• _Problem statement_:
Convert the listing below into a JSON list of strings, one string per line and with blank lines omitted, beginning at the first line of the listing and continuing through the line containing "The microphone 123 is at (545, 788).".

• _Records shown_:
+++++

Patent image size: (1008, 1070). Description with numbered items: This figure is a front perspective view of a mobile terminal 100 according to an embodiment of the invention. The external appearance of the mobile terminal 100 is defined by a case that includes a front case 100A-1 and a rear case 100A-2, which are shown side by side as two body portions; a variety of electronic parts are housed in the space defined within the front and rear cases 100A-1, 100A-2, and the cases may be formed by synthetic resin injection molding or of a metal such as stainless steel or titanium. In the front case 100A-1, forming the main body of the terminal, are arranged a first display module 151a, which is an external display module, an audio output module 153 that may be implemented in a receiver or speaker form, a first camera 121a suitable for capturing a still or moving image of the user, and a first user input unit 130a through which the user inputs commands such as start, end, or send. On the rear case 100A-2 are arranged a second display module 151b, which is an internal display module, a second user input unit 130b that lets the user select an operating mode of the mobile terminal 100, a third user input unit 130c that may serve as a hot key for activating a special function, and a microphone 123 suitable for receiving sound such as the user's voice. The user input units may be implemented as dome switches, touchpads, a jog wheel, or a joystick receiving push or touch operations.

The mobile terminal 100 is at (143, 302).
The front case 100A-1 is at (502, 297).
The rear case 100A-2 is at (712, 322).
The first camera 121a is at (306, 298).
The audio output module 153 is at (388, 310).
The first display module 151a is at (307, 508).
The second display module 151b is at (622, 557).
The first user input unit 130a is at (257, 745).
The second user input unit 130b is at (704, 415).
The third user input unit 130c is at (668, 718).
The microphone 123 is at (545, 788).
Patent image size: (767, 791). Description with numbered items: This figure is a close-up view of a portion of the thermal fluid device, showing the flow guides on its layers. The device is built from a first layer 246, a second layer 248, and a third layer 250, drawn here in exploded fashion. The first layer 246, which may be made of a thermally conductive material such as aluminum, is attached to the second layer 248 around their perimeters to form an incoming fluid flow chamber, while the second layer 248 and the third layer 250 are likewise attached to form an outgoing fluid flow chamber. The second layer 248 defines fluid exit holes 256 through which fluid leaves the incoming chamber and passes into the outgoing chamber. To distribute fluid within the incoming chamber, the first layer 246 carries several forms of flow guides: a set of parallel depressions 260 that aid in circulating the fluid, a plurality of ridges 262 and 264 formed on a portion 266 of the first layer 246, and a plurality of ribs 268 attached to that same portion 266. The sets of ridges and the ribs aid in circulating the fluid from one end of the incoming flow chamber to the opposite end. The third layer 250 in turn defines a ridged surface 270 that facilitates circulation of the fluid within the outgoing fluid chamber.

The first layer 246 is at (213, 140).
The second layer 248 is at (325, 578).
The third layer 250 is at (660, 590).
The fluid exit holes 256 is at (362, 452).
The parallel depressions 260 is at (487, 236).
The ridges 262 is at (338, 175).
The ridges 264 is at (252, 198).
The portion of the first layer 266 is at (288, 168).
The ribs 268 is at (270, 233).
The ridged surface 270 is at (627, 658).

+++++

• _Task answer_:
[
  "Patent image size: (1008, 1070). Description with numbered items: This figure is a front perspective view of a mobile terminal 100 according to an embodiment of the invention. The external appearance of the mobile terminal 100 is defined by a case that includes a front case 100A-1 and a rear case 100A-2, which are shown side by side as two body portions; a variety of electronic parts are housed in the space defined within the front and rear cases 100A-1, 100A-2, and the cases may be formed by synthetic resin injection molding or of a metal such as stainless steel or titanium. In the front case 100A-1, forming the main body of the terminal, are arranged a first display module 151a, which is an external display module, an audio output module 153 that may be implemented in a receiver or speaker form, a first camera 121a suitable for capturing a still or moving image of the user, and a first user input unit 130a through which the user inputs commands such as start, end, or send. On the rear case 100A-2 are arranged a second display module 151b, which is an internal display module, a second user input unit 130b that lets the user select an operating mode of the mobile terminal 100, a third user input unit 130c that may serve as a hot key for activating a special function, and a microphone 123 suitable for receiving sound such as the user's voice. The user input units may be implemented as dome switches, touchpads, a jog wheel, or a joystick receiving push or touch operations.",
  "The mobile terminal 100 is at (143, 302).",
  "The front case 100A-1 is at (502, 297).",
  "The rear case 100A-2 is at (712, 322).",
  "The first camera 121a is at (306, 298).",
  "The audio output module 153 is at (388, 310).",
  "The first display module 151a is at (307, 508).",
  "The second display module 151b is at (622, 557).",
  "The first user input unit 130a is at (257, 745).",
  "The second user input unit 130b is at (704, 415).",
  "The third user input unit 130c is at (668, 718).",
  "The microphone 123 is at (545, 788)."
]